# [TASK STATEMENT]
Filter the entries below, keeping only lines with the word "ยบสำน".

[Stored data entries]
----

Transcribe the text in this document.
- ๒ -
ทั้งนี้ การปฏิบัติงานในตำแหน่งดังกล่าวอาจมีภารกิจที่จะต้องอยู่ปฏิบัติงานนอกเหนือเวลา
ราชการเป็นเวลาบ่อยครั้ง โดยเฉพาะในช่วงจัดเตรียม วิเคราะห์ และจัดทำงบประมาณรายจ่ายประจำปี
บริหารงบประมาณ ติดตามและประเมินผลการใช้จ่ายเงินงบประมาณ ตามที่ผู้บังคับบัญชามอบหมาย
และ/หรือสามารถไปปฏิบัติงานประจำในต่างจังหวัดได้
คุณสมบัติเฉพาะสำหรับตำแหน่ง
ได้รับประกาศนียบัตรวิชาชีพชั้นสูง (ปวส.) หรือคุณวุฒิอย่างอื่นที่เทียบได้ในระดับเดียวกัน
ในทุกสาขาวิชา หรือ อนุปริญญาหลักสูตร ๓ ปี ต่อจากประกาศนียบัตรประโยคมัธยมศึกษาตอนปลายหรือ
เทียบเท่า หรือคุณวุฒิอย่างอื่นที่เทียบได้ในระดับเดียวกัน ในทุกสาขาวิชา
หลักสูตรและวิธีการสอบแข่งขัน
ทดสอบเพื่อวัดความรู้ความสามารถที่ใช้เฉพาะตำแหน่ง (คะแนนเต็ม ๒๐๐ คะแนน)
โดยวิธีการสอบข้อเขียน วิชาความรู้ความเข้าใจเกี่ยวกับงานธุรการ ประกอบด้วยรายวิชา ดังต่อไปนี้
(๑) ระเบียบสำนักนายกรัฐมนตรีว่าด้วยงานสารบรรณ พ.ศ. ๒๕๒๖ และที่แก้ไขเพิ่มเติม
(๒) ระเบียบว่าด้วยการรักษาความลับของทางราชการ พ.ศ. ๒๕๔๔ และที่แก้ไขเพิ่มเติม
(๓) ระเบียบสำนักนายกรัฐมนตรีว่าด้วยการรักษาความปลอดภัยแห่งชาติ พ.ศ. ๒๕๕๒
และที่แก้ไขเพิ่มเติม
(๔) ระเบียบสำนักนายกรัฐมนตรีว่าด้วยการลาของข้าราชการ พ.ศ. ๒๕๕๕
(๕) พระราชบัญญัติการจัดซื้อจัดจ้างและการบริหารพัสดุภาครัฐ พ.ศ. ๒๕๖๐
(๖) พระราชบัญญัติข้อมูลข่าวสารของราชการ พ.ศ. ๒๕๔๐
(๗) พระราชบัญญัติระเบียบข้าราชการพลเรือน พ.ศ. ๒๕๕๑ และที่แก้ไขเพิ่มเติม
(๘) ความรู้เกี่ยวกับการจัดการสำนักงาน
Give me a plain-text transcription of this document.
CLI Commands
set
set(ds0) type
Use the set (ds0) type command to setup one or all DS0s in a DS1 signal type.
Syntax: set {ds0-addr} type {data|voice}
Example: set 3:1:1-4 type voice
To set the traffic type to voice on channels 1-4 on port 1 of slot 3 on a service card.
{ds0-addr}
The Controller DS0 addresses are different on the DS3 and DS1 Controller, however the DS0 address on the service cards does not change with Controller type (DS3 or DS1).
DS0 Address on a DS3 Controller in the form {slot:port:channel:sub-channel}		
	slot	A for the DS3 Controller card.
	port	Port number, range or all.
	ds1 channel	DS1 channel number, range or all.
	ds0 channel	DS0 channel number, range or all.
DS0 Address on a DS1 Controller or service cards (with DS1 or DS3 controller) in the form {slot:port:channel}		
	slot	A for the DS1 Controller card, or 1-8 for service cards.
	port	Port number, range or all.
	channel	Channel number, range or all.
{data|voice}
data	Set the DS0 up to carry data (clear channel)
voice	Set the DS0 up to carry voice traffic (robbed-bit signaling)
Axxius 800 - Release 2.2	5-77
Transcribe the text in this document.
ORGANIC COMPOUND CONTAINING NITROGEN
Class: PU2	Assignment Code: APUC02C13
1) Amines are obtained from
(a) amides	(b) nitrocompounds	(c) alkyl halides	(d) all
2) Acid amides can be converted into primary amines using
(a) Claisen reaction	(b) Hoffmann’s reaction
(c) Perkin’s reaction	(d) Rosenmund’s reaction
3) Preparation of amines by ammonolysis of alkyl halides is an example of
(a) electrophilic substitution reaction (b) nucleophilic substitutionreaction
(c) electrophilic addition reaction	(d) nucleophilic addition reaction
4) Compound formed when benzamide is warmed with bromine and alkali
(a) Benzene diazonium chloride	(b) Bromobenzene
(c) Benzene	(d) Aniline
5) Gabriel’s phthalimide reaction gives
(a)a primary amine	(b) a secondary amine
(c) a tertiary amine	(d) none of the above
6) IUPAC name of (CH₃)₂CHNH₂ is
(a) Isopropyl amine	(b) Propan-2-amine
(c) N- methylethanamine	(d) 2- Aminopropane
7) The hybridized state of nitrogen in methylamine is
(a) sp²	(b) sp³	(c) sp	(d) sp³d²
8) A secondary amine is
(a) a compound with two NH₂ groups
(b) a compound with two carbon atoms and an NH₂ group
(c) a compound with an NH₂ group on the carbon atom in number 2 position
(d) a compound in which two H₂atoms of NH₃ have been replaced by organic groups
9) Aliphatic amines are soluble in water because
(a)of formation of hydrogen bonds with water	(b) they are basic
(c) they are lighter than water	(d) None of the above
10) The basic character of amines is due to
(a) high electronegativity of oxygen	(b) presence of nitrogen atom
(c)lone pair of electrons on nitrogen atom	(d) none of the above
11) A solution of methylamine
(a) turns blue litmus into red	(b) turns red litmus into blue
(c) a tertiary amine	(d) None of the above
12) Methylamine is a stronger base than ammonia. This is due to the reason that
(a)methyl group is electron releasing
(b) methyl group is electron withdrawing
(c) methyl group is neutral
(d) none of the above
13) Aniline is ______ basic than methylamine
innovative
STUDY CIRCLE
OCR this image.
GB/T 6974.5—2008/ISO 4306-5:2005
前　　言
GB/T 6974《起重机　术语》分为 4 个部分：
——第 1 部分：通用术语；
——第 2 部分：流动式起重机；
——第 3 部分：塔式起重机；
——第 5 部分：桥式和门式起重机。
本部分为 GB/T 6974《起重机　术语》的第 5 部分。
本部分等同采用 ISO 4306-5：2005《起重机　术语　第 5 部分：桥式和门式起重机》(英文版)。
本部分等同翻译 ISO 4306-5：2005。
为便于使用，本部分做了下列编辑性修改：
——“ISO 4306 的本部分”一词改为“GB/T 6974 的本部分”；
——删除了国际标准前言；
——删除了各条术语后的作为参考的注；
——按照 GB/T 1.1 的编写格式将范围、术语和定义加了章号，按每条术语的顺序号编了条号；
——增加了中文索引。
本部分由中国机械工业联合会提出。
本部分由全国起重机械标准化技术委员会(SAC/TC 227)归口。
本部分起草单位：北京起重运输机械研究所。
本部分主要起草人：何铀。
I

----

# [THE RESPONSE]
(๑) ระเบียบสำนักนายกรัฐมนตรีว่าด้วยงานสารบรรณ พ.ศ. ๒๕๒๖ และที่แก้ไขเพิ่มเติม
(๓) ระเบียบสำนักนายกรัฐมนตรีว่าด้วยการรักษาความปลอดภัยแห่งชาติ พ.ศ. ๒๕๕๒
(๔) ระเบียบสำนักนายกรัฐมนตรีว่าด้วยการลาของข้าราชการ พ.ศ. ๒๕๕๕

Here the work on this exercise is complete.